Request:
Copy out the material below in full, but not its images.
=== Given data ===
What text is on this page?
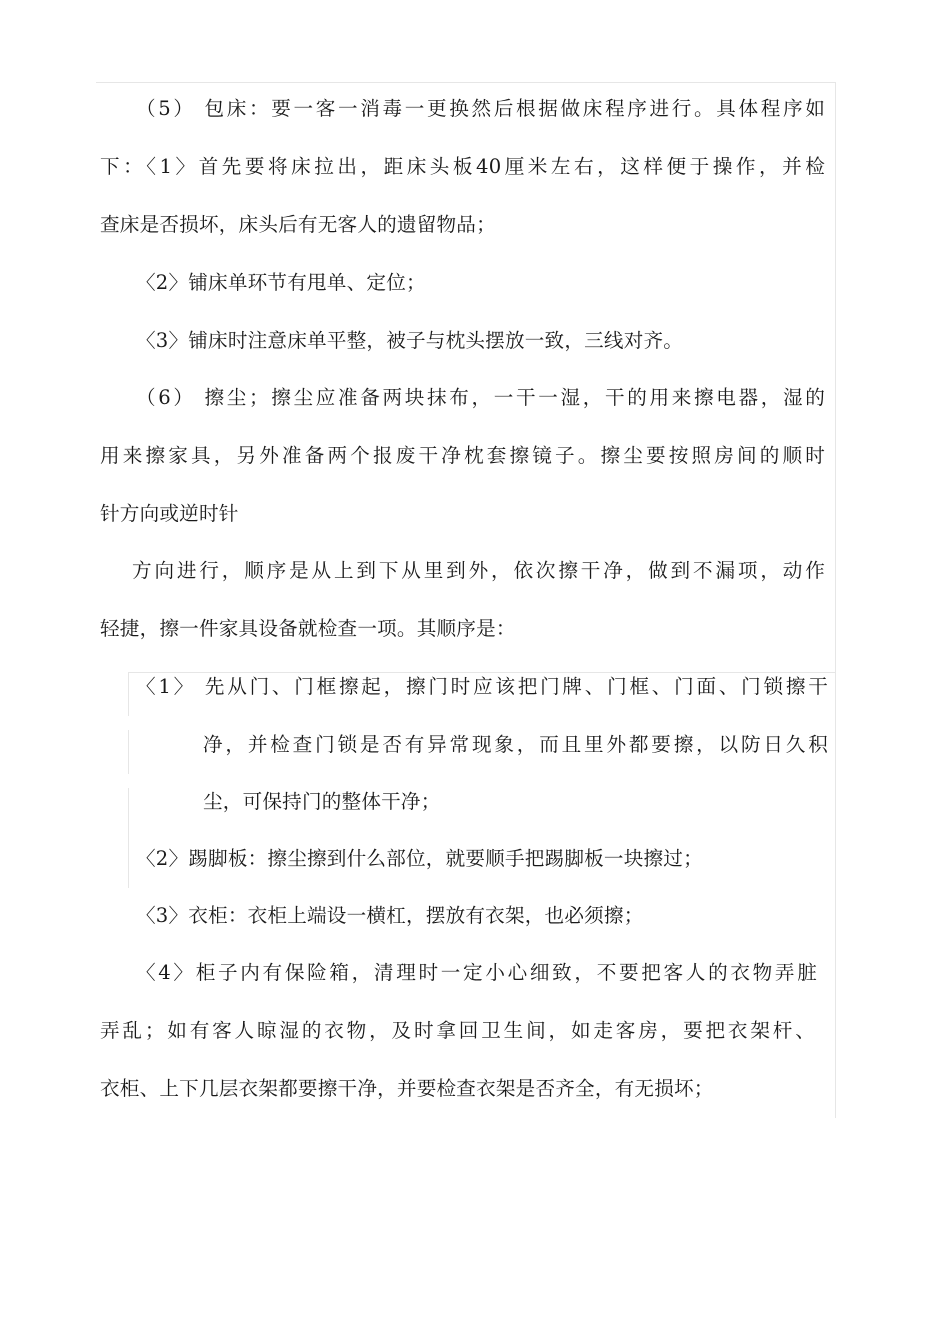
（5） 包床：要一客一消毒一更换然后根据做床程序进行。具体程序如
下：〈1〉首先要将床拉出，距床头板40厘米左右，这样便于操作，并检
查床是否损坏，床头后有无客人的遗留物品；
〈2〉铺床单环节有甩单、定位；
〈3〉铺床时注意床单平整，被子与枕头摆放一致，三线对齐。
（6） 擦尘；擦尘应准备两块抹布，一干一湿，干的用来擦电器，湿的
用来擦家具，另外准备两个报废干净枕套擦镜子。擦尘要按照房间的顺时
针方向或逆时针
方向进行，顺序是从上到下从里到外，依次擦干净，做到不漏项，动作
轻捷，擦一件家具设备就检查一项。其顺序是：
〈1〉 先从门、门框擦起，擦门时应该把门牌、门框、门面、门锁擦干
净，并检查门锁是否有异常现象，而且里外都要擦，以防日久积
尘，可保持门的整体干净；
〈2〉踢脚板：擦尘擦到什么部位，就要顺手把踢脚板一块擦过；
〈3〉衣柜：衣柜上端设一横杠，摆放有衣架，也必须擦；
〈4〉柜子内有保险箱，清理时一定小心细致，不要把客人的衣物弄脏
弄乱；如有客人晾湿的衣物，及时拿回卫生间，如走客房，要把衣架杆、
衣柜、上下几层衣架都要擦干净，并要检查衣架是否齐全，有无损坏；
===
In response:
What text is on this page?
（5） 包床：要一客一消毒一更换然后根据做床程序进行。具体程序如
下：〈1〉首先要将床拉出，距床头板40厘米左右，这样便于操作，并检
查床是否损坏，床头后有无客人的遗留物品；
〈2〉铺床单环节有甩单、定位；
〈3〉铺床时注意床单平整，被子与枕头摆放一致，三线对齐。
（6） 擦尘；擦尘应准备两块抹布，一干一湿，干的用来擦电器，湿的
用来擦家具，另外准备两个报废干净枕套擦镜子。擦尘要按照房间的顺时
针方向或逆时针
方向进行，顺序是从上到下从里到外，依次擦干净，做到不漏项，动作
轻捷，擦一件家具设备就检查一项。其顺序是：
〈1〉 先从门、门框擦起，擦门时应该把门牌、门框、门面、门锁擦干
净，并检查门锁是否有异常现象，而且里外都要擦，以防日久积
尘，可保持门的整体干净；
〈2〉踢脚板：擦尘擦到什么部位，就要顺手把踢脚板一块擦过；
〈3〉衣柜：衣柜上端设一横杠，摆放有衣架，也必须擦；
〈4〉柜子内有保险箱，清理时一定小心细致，不要把客人的衣物弄脏
弄乱；如有客人晾湿的衣物，及时拿回卫生间，如走客房，要把衣架杆、
衣柜、上下几层衣架都要擦干净，并要检查衣架是否齐全，有无损坏；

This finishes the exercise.